══ Data ══

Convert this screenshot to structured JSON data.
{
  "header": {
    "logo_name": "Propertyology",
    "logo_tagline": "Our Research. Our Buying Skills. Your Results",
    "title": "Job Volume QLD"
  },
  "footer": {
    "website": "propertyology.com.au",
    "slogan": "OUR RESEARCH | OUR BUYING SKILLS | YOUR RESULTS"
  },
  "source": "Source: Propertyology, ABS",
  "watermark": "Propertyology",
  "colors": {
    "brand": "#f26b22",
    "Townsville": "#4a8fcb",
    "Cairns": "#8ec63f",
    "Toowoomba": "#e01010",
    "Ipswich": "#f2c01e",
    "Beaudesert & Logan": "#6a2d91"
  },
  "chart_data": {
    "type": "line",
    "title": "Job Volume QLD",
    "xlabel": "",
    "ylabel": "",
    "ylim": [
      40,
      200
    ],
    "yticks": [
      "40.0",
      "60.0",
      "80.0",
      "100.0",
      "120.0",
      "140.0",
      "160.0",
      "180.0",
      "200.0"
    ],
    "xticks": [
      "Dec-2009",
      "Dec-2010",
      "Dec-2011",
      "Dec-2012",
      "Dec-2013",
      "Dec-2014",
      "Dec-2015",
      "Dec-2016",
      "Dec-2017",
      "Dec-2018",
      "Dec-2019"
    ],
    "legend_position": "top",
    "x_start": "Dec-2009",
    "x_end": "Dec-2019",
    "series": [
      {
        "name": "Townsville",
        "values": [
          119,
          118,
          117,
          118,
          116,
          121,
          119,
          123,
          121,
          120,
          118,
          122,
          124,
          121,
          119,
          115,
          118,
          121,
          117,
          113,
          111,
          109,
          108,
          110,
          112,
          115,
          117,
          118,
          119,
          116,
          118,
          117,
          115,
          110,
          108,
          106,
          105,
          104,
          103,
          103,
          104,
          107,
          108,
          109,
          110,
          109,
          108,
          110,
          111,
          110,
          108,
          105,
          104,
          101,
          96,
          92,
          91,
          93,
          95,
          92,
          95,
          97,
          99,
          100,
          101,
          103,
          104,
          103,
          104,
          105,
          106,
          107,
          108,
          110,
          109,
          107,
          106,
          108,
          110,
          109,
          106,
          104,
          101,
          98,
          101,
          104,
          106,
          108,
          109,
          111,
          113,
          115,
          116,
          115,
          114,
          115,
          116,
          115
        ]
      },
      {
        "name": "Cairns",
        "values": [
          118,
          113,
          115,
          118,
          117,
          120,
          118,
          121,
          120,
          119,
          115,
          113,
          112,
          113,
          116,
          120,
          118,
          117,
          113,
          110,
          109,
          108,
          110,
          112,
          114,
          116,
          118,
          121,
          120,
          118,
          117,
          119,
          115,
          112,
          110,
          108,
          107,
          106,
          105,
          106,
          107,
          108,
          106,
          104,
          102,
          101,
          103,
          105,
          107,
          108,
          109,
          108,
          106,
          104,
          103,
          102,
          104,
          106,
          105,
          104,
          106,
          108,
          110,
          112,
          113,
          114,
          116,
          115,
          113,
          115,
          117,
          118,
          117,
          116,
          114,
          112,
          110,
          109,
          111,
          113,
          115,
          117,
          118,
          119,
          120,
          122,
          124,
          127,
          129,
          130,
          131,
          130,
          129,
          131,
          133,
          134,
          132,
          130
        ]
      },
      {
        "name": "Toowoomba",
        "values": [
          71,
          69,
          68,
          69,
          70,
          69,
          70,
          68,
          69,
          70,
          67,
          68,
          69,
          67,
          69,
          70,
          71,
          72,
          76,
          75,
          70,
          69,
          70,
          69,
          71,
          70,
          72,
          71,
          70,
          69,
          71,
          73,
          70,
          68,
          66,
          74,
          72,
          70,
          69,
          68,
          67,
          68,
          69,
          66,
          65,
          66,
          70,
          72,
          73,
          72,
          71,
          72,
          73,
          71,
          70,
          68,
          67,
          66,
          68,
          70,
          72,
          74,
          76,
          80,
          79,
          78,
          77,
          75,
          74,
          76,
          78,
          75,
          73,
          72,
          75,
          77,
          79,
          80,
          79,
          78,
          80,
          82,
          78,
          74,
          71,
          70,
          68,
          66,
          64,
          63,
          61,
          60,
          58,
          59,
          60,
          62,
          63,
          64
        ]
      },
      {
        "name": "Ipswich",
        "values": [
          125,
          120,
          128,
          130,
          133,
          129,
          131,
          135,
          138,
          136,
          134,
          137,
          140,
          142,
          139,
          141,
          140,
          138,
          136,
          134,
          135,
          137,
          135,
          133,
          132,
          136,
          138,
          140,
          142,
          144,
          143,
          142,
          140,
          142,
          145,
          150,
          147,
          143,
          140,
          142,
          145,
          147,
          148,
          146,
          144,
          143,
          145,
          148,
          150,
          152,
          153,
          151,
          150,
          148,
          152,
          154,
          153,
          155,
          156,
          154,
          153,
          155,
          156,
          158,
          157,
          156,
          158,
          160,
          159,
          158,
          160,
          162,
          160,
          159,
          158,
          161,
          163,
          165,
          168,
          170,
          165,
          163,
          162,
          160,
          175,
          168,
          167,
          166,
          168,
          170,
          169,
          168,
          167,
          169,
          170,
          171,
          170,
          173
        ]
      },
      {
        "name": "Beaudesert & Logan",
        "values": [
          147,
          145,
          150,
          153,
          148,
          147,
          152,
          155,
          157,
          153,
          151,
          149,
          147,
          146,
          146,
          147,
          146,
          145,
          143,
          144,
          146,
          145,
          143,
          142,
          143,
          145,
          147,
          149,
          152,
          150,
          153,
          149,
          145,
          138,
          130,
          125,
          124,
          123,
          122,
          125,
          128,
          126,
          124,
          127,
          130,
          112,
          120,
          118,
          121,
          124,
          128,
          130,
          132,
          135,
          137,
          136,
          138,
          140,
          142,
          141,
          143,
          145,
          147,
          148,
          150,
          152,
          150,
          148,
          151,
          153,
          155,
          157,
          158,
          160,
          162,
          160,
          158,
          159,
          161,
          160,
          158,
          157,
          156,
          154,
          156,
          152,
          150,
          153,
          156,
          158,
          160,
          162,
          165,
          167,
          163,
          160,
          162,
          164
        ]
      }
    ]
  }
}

═══

• _Written request_: Type out the entries again, word for word.

• _Task result_:
Convert this screenshot to structured JSON data.
{
  "header": {
    "logo_name": "Propertyology",
    "logo_tagline": "Our Research. Our Buying Skills. Your Results",
    "title": "Job Volume QLD"
  },
  "footer": {
    "website": "propertyology.com.au",
    "slogan": "OUR RESEARCH | OUR BUYING SKILLS | YOUR RESULTS"
  },
  "source": "Source: Propertyology, ABS",
  "watermark": "Propertyology",
  "colors": {
    "brand": "#f26b22",
    "Townsville": "#4a8fcb",
    "Cairns": "#8ec63f",
    "Toowoomba": "#e01010",
    "Ipswich": "#f2c01e",
    "Beaudesert & Logan": "#6a2d91"
  },
  "chart_data": {
    "type": "line",
    "title": "Job Volume QLD",
    "xlabel": "",
    "ylabel": "",
    "ylim": [
      40,
      200
    ],
    "yticks": [
      "40.0",
      "60.0",
      "80.0",
      "100.0",
      "120.0",
      "140.0",
      "160.0",
      "180.0",
      "200.0"
    ],
    "xticks": [
      "Dec-2009",
      "Dec-2010",
      "Dec-2011",
      "Dec-2012",
      "Dec-2013",
      "Dec-2014",
      "Dec-2015",
      "Dec-2016",
      "Dec-2017",
      "Dec-2018",
      "Dec-2019"
    ],
    "legend_position": "top",
    "x_start": "Dec-2009",
    "x_end": "Dec-2019",
    "series": [
      {
        "name": "Townsville",
        "values": [
          119,
          118,
          117,
          118,
          116,
          121,
          119,
          123,
          121,
          120,
          118,
          122,
          124,
          121,
          119,
          115,
          118,
          121,
          117,
          113,
          111,
          109,
          108,
          110,
          112,
          115,
          117,
          118,
          119,
          116,
          118,
          117,
          115,
          110,
          108,
          106,
          105,
          104,
          103,
          103,
          104,
          107,
          108,
          109,
          110,
          109,
          108,
          110,
          111,
          110,
          108,
          105,
          104,
          101,
          96,
          92,
          91,
          93,
          95,
          92,
          95,
          97,
          99,
          100,
          101,
          103,
          104,
          103,
          104,
          105,
          106,
          107,
          108,
          110,
          109,
          107,
          106,
          108,
          110,
          109,
          106,
          104,
          101,
          98,
          101,
          104,
          106,
          108,
          109,
          111,
          113,
          115,
          116,
          115,
          114,
          115,
          116,
          115
        ]
      },
      {
        "name": "Cairns",
        "values": [
          118,
          113,
          115,
          118,
          117,
          120,
          118,
          121,
          120,
          119,
          115,
          113,
          112,
          113,
          116,
          120,
          118,
          117,
          113,
          110,
          109,
          108,
          110,
          112,
          114,
          116,
          118,
          121,
          120,
          118,
          117,
          119,
          115,
          112,
          110,
          108,
          107,
          106,
          105,
          106,
          107,
          108,
          106,
          104,
          102,
          101,
          103,
          105,
          107,
          108,
          109,
          108,
          106,
          104,
          103,
          102,
          104,
          106,
          105,
          104,
          106,
          108,
          110,
          112,
          113,
          114,
          116,
          115,
          113,
          115,
          117,
          118,
          117,
          116,
          114,
          112,
          110,
          109,
          111,
          113,
          115,
          117,
          118,
          119,
          120,
          122,
          124,
          127,
          129,
          130,
          131,
          130,
          129,
          131,
          133,
          134,
          132,
          130
        ]
      },
      {
        "name": "Toowoomba",
        "values": [
          71,
          69,
          68,
          69,
          70,
          69,
          70,
          68,
          69,
          70,
          67,
          68,
          69,
          67,
          69,
          70,
          71,
          72,
          76,
          75,
          70,
          69,
          70,
          69,
          71,
          70,
          72,
          71,
          70,
          69,
          71,
          73,
          70,
          68,
          66,
          74,
          72,
          70,
          69,
          68,
          67,
          68,
          69,
          66,
          65,
          66,
          70,
          72,
          73,
          72,
          71,
          72,
          73,
          71,
          70,
          68,
          67,
          66,
          68,
          70,
          72,
          74,
          76,
          80,
          79,
          78,
          77,
          75,
          74,
          76,
          78,
          75,
          73,
          72,
          75,
          77,
          79,
          80,
          79,
          78,
          80,
          82,
          78,
          74,
          71,
          70,
          68,
          66,
          64,
          63,
          61,
          60,
          58,
          59,
          60,
          62,
          63,
          64
        ]
      },
      {
        "name": "Ipswich",
        "values": [
          125,
          120,
          128,
          130,
          133,
          129,
          131,
          135,
          138,
          136,
          134,
          137,
          140,
          142,
          139,
          141,
          140,
          138,
          136,
          134,
          135,
          137,
          135,
          133,
          132,
          136,
          138,
          140,
          142,
          144,
          143,
          142,
          140,
          142,
          145,
          150,
          147,
          143,
          140,
          142,
          145,
          147,
          148,
          146,
          144,
          143,
          145,
          148,
          150,
          152,
          153,
          151,
          150,
          148,
          152,
          154,
          153,
          155,
          156,
          154,
          153,
          155,
          156,
          158,
          157,
          156,
          158,
          160,
          159,
          158,
          160,
          162,
          160,
          159,
          158,
          161,
          163,
          165,
          168,
          170,
          165,
          163,
          162,
          160,
          175,
          168,
          167,
          166,
          168,
          170,
          169,
          168,
          167,
          169,
          170,
          171,
          170,
          173
        ]
      },
      {
        "name": "Beaudesert & Logan",
        "values": [
          147,
          145,
          150,
          153,
          148,
          147,
          152,
          155,
          157,
          153,
          151,
          149,
          147,
          146,
          146,
          147,
          146,
          145,
          143,
          144,
          146,
          145,
          143,
          142,
          143,
          145,
          147,
          149,
          152,
          150,
          153,
          149,
          145,
          138,
          130,
          125,
          124,
          123,
          122,
          125,
          128,
          126,
          124,
          127,
          130,
          112,
          120,
          118,
          121,
          124,
          128,
          130,
          132,
          135,
          137,
          136,
          138,
          140,
          142,
          141,
          143,
          145,
          147,
          148,
          150,
          152,
          150,
          148,
          151,
          153,
          155,
          157,
          158,
          160,
          162,
          160,
          158,
          159,
          161,
          160,
          158,
          157,
          156,
          154,
          156,
          152,
          150,
          153,
          156,
          158,
          160,
          162,
          165,
          167,
          163,
          160,
          162,
          164
        ]
      }
    ]
  }
}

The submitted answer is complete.